### EXTRACTED INFORMATION
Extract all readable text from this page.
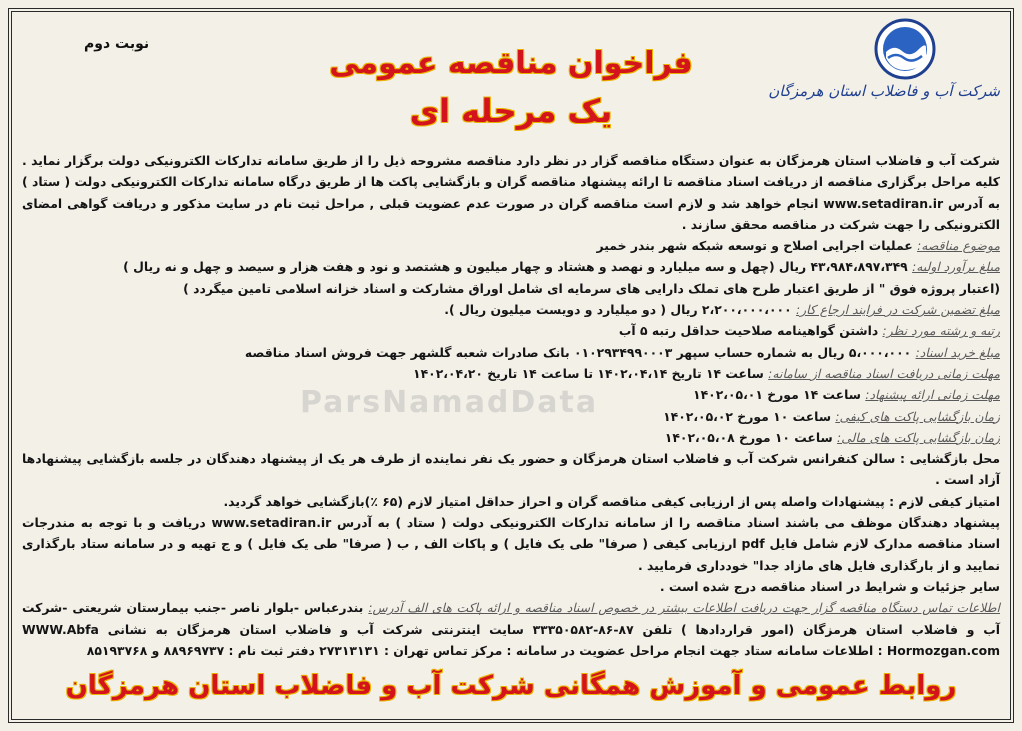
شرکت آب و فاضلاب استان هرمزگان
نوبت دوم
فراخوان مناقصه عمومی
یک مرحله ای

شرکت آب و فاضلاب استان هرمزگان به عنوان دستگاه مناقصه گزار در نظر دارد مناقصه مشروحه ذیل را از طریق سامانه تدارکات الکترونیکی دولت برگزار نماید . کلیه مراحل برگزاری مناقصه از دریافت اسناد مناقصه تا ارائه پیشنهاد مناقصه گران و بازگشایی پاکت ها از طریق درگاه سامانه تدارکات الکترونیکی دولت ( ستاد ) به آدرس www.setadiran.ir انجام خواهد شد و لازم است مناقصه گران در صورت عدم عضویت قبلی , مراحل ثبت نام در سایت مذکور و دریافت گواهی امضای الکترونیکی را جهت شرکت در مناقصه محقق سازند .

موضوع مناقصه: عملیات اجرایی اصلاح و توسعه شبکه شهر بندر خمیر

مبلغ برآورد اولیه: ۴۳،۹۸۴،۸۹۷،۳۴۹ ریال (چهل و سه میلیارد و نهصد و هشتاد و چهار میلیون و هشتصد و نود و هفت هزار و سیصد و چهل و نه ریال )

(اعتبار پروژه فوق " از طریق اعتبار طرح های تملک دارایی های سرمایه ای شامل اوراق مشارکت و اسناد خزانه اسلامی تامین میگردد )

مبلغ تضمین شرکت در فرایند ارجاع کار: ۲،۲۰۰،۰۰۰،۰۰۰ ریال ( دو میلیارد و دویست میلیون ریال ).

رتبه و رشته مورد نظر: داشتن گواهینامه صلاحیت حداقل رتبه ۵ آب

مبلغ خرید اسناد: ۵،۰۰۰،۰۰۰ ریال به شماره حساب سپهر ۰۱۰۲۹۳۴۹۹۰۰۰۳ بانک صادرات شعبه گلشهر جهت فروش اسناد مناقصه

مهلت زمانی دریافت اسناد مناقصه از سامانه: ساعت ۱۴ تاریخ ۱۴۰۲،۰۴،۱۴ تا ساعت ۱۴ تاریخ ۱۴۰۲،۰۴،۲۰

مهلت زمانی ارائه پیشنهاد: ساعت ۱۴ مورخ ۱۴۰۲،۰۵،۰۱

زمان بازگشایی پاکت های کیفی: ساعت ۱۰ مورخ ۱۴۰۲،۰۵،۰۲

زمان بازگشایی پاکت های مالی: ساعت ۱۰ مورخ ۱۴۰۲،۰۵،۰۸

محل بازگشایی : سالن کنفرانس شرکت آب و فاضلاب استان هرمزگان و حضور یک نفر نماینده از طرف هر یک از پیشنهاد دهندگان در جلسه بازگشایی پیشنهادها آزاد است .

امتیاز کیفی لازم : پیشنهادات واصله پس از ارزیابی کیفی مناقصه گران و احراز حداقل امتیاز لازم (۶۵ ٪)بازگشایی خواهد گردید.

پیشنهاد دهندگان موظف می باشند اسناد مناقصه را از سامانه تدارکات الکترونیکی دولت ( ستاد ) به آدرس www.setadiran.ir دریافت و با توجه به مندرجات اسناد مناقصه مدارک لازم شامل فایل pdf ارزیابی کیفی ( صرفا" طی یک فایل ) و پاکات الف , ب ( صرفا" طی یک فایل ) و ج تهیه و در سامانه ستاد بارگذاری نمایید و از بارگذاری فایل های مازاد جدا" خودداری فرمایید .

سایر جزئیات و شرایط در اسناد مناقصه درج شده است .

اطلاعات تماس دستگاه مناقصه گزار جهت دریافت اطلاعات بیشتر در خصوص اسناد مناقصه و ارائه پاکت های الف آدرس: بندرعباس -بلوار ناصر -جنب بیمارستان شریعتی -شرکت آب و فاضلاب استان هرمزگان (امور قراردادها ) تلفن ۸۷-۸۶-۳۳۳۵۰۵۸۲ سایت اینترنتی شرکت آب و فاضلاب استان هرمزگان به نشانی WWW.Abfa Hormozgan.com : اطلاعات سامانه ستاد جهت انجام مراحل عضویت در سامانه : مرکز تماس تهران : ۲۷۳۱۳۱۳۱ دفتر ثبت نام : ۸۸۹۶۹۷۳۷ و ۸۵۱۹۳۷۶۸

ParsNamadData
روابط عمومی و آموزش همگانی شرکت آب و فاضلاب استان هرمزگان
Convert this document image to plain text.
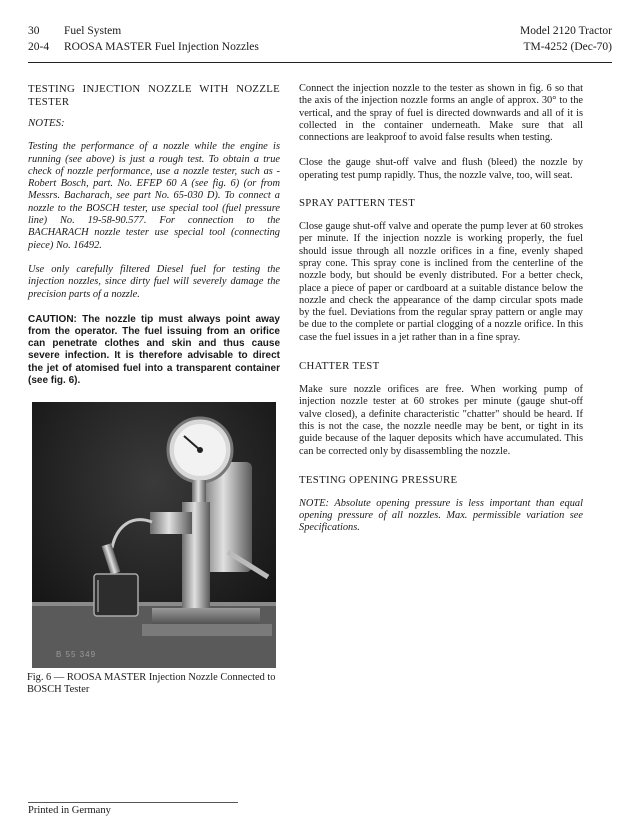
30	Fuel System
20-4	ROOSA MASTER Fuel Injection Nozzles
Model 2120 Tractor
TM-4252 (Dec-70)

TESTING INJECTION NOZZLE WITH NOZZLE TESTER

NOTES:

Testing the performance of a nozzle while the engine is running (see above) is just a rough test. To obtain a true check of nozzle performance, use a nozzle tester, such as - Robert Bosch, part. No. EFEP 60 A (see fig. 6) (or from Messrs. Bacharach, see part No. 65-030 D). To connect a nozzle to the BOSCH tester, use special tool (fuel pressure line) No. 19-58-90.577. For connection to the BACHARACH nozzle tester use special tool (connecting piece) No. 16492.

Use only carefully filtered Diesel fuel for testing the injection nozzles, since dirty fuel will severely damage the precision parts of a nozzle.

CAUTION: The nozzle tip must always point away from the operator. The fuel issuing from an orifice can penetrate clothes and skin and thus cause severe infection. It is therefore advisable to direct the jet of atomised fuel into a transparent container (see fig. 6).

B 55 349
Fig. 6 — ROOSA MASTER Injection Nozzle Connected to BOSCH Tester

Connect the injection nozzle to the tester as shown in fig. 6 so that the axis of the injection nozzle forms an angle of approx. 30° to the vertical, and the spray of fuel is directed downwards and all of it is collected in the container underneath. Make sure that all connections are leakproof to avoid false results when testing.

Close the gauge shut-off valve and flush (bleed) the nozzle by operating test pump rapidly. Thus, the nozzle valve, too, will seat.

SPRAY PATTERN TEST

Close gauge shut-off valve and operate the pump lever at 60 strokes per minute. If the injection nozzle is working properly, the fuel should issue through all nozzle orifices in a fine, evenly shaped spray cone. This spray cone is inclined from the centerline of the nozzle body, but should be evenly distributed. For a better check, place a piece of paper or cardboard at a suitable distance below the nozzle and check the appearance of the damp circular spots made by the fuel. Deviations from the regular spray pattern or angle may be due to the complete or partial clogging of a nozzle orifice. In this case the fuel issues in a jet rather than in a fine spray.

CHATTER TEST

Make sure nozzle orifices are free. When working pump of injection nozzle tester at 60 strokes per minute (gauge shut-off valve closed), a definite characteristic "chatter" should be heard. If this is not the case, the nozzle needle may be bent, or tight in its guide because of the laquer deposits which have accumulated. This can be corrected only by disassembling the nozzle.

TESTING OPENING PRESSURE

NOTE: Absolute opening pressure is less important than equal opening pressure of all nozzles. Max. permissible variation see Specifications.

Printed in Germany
######
### EXTRACTED INFORMATION
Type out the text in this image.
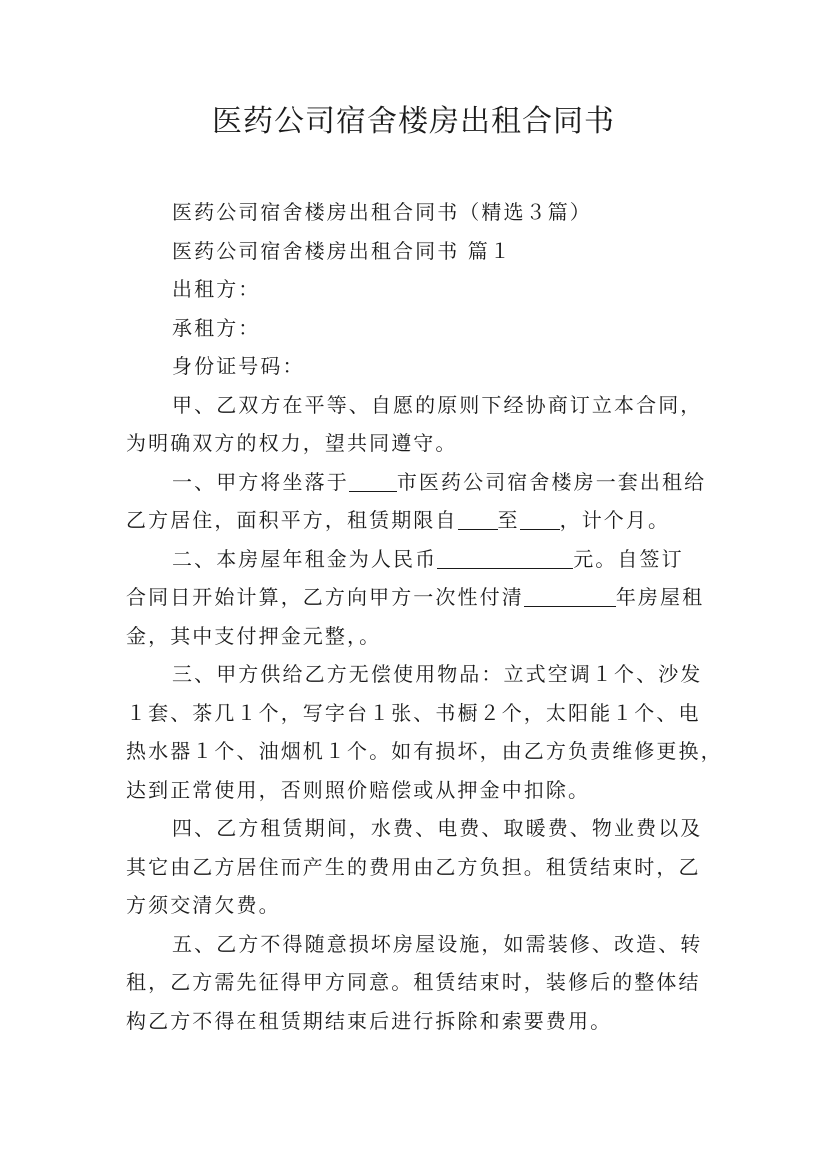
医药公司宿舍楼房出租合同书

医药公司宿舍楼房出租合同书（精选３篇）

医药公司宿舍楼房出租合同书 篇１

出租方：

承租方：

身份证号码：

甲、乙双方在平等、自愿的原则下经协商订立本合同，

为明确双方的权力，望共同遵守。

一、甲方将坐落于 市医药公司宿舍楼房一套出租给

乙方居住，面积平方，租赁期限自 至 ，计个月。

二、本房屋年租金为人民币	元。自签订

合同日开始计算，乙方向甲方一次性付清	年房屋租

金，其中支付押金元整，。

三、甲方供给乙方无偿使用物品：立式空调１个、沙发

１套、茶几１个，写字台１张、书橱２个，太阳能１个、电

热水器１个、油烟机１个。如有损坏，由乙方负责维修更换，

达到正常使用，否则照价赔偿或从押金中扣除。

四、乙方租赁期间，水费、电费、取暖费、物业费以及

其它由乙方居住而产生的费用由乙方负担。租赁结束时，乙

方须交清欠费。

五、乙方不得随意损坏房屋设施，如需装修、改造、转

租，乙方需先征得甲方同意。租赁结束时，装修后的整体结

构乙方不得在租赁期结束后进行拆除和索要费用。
######
* **EXERCISE REQUIREMENTS**: Filter the listing above for the string "گران" and copy every matching line.

* **THE REPLY**:
شرکت آب و فاضلاب استان هرمزگان به عنوان دستگاه مناقصه گزار در نظر دارد مناقصه مشروحه ذیل را از طریق سامانه تدارکات الکترونیکی دولت برگزار نماید . کلیه مراحل برگزاری مناقصه از دریافت اسناد مناقصه تا ارائه پیشنهاد مناقصه گران و بازگشایی پاکت ها از طریق درگاه سامانه تدارکات الکترونیکی دولت ( ستاد ) به آدرس www.setadiran.ir انجام خواهد شد و لازم است مناقصه گران در صورت عدم عضویت قبلی , مراحل ثبت نام در سایت مذکور و دریافت گواهی امضای الکترونیکی را جهت شرکت در مناقصه محقق سازند .
امتیاز کیفی لازم : پیشنهادات واصله پس از ارزیابی کیفی مناقصه گران و احراز حداقل امتیاز لازم (۶۵ ٪)بازگشایی خواهد گردید.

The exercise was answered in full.